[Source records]
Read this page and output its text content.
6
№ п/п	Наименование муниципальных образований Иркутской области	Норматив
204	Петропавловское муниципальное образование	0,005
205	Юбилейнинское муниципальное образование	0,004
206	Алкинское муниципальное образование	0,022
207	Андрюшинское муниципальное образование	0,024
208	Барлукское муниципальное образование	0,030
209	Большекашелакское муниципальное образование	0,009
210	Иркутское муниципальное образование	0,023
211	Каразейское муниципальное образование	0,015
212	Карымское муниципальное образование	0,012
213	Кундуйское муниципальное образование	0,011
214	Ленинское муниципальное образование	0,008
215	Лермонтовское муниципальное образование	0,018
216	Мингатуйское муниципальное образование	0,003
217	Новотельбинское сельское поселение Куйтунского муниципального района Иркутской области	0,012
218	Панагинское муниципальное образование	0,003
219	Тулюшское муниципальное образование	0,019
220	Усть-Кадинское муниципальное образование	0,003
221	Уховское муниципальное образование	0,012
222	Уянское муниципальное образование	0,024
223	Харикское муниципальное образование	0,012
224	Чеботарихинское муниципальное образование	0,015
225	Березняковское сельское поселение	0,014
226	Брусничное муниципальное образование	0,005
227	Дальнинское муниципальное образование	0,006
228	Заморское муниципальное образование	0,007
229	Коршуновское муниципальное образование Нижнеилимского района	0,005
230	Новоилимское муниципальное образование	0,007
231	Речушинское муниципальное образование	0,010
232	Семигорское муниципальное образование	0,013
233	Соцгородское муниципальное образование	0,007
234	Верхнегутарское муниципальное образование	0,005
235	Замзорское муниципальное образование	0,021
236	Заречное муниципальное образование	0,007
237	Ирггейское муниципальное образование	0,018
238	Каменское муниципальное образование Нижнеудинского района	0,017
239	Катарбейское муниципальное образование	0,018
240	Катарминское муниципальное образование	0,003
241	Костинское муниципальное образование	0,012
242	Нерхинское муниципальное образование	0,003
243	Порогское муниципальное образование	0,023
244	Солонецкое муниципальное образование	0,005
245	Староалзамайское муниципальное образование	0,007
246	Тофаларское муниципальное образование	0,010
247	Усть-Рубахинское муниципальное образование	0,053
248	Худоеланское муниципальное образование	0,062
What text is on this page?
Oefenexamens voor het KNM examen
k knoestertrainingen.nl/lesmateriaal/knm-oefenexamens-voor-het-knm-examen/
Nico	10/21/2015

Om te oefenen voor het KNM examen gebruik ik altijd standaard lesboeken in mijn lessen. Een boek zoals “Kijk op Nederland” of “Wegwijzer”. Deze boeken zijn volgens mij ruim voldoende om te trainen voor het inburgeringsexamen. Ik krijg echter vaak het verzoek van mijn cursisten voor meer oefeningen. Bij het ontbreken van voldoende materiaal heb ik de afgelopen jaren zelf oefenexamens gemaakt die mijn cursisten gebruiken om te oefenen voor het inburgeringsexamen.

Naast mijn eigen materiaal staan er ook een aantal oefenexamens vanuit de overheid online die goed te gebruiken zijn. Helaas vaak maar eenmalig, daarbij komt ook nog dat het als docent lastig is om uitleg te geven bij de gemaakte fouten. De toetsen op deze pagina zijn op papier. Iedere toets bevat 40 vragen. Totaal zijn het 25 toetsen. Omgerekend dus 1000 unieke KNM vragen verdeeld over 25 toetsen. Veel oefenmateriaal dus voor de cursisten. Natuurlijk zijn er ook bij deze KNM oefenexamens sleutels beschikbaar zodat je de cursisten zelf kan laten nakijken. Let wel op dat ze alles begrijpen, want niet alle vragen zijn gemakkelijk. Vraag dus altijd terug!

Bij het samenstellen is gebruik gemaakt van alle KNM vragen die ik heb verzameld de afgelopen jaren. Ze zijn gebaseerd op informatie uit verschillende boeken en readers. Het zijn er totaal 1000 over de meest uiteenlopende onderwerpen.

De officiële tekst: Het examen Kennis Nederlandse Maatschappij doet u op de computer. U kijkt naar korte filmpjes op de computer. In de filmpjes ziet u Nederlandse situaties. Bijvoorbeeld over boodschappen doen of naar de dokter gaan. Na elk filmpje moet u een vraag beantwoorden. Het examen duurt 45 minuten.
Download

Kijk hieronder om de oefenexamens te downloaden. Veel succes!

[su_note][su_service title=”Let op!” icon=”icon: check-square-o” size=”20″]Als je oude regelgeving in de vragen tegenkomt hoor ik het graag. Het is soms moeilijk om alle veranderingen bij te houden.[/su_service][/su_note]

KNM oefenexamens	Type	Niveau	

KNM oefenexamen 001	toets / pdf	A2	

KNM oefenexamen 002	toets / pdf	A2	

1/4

● **TASK BRIEF**
Collect the lines of the data that carry the word "page".

● **THE ANSWER**
Read this page and output its text content.
What text is on this page?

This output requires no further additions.